### Task directions
Copy out each line containing "legend" from the entries below.
------------------------
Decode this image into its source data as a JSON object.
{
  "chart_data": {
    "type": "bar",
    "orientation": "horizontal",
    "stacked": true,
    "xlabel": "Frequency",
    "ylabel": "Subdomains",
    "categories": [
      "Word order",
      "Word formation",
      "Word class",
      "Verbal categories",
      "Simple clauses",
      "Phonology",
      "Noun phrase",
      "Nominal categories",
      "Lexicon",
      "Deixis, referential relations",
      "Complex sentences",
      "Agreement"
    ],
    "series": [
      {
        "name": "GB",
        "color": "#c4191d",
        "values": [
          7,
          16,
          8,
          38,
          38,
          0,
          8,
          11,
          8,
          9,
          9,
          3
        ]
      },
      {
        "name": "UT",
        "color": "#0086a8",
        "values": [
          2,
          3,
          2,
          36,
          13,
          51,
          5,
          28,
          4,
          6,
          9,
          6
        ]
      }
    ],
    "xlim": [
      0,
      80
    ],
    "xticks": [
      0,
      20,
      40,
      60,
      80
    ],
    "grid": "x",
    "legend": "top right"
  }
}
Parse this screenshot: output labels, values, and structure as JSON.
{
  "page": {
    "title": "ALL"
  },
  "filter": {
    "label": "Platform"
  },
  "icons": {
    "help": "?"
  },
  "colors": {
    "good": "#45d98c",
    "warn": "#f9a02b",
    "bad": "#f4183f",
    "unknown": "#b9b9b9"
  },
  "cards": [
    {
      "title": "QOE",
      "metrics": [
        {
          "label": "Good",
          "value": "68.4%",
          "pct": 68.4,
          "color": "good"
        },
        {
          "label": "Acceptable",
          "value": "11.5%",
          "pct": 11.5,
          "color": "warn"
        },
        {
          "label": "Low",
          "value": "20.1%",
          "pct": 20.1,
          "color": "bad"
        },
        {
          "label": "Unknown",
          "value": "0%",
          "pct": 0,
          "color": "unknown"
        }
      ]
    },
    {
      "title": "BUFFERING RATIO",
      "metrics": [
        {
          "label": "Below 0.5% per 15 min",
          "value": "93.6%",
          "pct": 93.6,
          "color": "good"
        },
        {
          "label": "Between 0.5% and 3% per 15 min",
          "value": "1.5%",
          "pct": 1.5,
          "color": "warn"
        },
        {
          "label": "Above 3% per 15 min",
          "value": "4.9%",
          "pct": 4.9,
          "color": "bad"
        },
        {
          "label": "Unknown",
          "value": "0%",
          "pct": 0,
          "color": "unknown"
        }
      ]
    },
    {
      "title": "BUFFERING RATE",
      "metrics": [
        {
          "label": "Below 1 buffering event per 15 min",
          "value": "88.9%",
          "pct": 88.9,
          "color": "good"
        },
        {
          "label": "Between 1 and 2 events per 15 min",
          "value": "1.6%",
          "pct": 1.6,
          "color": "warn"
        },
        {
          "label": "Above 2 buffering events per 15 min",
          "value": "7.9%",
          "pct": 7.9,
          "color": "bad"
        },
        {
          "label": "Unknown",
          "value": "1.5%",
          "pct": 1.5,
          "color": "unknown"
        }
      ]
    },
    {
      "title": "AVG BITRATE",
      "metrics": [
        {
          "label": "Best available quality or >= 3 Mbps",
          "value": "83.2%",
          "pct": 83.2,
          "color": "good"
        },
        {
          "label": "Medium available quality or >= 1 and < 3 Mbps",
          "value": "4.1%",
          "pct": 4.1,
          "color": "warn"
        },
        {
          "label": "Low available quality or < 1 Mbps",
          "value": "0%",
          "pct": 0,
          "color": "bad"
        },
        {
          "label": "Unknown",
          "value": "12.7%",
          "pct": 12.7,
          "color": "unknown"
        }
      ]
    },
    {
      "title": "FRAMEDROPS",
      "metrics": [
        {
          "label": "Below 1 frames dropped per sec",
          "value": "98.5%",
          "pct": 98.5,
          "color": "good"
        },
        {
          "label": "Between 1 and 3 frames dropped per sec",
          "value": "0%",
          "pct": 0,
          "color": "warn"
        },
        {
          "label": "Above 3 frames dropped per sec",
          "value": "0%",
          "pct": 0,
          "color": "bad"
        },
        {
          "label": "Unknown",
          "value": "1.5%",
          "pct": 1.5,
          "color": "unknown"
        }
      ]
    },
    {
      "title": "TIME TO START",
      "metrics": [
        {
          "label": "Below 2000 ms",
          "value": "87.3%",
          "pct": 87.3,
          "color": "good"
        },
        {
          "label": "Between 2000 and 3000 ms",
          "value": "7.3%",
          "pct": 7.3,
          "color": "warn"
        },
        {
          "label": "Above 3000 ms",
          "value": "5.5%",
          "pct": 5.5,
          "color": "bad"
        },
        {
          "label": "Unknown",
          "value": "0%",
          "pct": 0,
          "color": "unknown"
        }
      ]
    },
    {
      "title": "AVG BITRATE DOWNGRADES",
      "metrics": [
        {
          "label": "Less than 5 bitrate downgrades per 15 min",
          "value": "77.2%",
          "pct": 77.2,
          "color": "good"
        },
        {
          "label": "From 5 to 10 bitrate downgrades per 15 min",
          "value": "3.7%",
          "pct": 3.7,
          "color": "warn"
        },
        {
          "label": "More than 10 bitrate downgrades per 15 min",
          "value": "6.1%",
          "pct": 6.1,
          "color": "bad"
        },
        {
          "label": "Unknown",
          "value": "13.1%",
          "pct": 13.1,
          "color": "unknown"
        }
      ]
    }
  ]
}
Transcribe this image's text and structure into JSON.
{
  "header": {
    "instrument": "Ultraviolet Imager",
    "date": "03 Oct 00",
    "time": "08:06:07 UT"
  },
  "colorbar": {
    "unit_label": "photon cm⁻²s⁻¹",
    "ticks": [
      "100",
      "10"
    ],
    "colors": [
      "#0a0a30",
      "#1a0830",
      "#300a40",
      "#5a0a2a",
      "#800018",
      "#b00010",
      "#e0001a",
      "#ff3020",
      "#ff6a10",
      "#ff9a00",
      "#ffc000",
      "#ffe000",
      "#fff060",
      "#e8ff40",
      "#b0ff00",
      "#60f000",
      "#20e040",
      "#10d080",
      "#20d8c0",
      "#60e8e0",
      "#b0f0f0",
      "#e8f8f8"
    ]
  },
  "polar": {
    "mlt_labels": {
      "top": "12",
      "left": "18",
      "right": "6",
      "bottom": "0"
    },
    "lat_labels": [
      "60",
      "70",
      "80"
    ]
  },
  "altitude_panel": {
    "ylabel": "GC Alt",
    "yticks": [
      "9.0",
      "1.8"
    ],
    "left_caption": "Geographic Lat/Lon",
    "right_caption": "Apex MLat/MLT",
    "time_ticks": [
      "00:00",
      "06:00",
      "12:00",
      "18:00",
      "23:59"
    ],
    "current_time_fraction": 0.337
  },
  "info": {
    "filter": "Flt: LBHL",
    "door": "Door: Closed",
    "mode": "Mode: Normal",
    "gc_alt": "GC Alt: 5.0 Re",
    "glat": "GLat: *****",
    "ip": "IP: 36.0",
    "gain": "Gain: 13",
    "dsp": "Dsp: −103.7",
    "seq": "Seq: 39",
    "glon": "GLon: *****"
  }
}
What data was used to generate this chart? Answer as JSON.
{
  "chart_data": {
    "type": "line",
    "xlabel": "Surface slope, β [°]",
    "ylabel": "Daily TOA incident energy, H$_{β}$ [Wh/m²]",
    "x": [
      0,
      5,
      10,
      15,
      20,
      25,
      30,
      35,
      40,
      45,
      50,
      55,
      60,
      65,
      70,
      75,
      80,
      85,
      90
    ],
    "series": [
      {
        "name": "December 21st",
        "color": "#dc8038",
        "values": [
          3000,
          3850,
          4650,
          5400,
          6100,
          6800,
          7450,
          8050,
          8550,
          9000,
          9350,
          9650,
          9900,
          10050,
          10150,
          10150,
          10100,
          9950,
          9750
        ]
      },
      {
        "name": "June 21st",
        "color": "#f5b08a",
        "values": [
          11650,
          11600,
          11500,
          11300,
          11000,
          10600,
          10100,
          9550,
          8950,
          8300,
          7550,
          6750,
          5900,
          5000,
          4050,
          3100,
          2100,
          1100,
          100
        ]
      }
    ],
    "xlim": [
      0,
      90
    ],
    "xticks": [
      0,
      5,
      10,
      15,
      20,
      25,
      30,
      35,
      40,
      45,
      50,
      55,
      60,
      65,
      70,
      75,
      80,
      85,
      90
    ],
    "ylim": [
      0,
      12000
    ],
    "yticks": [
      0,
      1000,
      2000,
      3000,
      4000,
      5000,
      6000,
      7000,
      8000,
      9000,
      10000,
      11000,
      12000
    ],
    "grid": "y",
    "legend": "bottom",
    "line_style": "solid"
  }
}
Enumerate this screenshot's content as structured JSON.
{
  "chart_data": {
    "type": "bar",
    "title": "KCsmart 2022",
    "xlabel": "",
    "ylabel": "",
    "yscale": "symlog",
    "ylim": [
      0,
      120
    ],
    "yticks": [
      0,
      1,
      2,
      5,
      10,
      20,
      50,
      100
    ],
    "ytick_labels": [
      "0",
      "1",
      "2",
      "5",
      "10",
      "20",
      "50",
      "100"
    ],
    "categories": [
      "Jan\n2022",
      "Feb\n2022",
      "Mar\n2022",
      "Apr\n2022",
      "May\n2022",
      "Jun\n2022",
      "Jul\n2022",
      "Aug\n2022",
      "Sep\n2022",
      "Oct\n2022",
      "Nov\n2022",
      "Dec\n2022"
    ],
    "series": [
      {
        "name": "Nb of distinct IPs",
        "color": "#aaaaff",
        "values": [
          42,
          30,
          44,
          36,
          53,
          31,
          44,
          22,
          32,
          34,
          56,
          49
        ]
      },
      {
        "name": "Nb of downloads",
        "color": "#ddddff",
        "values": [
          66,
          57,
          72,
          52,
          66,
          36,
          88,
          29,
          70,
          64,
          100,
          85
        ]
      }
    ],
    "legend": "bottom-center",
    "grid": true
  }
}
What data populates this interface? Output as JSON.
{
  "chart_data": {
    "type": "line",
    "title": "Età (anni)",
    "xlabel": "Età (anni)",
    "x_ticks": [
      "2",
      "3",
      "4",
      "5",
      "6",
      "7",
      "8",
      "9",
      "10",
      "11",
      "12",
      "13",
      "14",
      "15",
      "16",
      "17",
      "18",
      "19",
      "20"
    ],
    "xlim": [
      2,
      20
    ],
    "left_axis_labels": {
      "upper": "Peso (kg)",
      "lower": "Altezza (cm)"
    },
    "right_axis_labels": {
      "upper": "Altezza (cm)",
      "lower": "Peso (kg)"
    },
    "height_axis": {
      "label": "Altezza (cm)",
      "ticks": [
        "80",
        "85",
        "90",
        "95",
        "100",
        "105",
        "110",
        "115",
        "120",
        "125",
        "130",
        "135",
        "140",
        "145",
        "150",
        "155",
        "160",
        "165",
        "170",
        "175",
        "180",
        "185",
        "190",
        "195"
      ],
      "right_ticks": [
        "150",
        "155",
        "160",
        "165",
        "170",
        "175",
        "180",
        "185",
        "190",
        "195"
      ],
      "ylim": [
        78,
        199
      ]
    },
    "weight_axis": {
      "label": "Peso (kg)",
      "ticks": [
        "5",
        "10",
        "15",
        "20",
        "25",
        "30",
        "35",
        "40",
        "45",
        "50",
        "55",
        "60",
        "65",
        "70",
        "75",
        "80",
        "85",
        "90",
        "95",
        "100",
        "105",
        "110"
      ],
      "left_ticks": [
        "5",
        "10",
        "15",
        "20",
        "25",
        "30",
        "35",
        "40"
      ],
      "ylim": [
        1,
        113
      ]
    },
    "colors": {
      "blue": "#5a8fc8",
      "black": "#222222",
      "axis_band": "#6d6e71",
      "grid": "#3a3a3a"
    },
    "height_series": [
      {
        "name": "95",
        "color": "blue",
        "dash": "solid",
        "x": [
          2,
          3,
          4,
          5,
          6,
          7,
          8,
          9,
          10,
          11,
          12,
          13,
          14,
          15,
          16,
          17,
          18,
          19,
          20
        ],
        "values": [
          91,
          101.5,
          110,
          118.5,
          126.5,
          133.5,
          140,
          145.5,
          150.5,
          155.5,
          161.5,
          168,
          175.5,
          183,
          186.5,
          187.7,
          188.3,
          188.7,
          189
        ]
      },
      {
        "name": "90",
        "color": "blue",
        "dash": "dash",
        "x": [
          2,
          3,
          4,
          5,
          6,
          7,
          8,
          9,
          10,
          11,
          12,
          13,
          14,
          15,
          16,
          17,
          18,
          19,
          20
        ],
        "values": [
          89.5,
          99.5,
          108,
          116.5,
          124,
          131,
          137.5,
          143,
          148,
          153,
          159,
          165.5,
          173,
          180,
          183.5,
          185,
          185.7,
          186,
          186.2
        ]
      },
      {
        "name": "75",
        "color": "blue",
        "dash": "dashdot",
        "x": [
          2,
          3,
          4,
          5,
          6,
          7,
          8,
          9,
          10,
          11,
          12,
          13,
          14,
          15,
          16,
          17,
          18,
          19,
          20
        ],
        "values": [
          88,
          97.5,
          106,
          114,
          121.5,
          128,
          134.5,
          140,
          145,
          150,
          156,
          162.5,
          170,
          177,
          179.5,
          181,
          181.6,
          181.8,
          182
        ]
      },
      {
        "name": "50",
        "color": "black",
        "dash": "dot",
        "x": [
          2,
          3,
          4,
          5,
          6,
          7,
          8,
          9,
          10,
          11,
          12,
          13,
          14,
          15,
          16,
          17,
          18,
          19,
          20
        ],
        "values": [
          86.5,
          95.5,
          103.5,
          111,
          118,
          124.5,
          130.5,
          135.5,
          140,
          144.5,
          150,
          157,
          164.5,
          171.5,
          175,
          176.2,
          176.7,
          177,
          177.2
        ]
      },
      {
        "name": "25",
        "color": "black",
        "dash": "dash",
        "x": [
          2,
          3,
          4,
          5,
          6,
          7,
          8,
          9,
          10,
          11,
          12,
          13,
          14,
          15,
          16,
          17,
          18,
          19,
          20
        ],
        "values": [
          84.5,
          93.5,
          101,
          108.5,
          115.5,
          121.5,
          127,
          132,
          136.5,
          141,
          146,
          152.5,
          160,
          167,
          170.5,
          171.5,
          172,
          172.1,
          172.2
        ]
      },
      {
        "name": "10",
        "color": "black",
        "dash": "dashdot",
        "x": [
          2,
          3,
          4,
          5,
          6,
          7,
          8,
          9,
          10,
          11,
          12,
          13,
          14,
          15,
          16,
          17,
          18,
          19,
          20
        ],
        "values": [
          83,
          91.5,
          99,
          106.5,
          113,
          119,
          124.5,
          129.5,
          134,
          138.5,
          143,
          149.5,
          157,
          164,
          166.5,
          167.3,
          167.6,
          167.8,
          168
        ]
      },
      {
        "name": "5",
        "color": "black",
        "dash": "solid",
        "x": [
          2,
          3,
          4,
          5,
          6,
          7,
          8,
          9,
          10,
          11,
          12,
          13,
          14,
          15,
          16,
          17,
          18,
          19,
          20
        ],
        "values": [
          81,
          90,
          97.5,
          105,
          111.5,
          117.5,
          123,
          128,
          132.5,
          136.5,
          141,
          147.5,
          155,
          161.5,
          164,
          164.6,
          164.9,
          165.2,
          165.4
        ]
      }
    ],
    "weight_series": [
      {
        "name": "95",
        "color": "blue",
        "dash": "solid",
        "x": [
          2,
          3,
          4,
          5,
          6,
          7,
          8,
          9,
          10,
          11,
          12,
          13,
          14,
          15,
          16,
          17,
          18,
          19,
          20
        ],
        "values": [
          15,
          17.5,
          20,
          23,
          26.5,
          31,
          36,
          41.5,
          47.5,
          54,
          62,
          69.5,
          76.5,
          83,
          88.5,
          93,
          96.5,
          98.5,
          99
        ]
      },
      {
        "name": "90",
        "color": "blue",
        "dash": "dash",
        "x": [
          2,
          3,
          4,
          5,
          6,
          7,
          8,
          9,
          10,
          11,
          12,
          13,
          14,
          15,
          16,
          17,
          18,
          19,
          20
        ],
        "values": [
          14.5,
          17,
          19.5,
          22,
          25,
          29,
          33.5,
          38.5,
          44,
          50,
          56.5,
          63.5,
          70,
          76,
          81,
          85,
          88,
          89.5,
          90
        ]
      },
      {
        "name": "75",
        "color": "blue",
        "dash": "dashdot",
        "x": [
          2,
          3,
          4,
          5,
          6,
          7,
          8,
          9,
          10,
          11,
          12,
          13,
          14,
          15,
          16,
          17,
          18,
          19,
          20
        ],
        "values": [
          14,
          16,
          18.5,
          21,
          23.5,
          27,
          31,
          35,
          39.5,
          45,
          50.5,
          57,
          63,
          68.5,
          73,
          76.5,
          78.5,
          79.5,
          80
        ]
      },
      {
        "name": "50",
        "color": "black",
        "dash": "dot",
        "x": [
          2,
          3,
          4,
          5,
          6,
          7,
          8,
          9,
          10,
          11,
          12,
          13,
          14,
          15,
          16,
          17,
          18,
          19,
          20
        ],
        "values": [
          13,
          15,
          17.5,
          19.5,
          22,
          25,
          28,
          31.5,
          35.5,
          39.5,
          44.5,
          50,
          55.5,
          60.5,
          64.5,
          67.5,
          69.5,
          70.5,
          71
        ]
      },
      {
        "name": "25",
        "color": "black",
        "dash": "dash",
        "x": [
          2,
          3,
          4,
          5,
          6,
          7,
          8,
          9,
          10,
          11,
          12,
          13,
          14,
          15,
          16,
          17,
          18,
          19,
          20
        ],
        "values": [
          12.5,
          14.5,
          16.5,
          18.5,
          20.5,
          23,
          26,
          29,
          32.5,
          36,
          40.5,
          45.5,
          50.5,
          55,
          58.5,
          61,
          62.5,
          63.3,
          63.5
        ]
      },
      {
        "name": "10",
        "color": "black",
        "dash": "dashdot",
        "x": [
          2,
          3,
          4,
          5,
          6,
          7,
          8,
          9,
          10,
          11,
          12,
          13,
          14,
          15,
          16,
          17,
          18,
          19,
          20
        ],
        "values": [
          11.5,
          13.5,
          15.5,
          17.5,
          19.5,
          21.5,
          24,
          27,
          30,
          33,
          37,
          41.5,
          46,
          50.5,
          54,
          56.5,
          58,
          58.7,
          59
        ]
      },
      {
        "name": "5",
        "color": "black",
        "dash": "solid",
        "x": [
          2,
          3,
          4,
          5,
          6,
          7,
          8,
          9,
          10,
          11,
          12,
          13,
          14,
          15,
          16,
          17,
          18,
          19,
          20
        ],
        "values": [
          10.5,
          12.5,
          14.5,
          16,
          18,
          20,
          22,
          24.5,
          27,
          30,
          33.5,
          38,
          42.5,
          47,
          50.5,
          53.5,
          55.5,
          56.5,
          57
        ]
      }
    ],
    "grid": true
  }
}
------------------------
### Response below
    "legend": "top right"
    "legend": "bottom",
    "legend": "bottom-center",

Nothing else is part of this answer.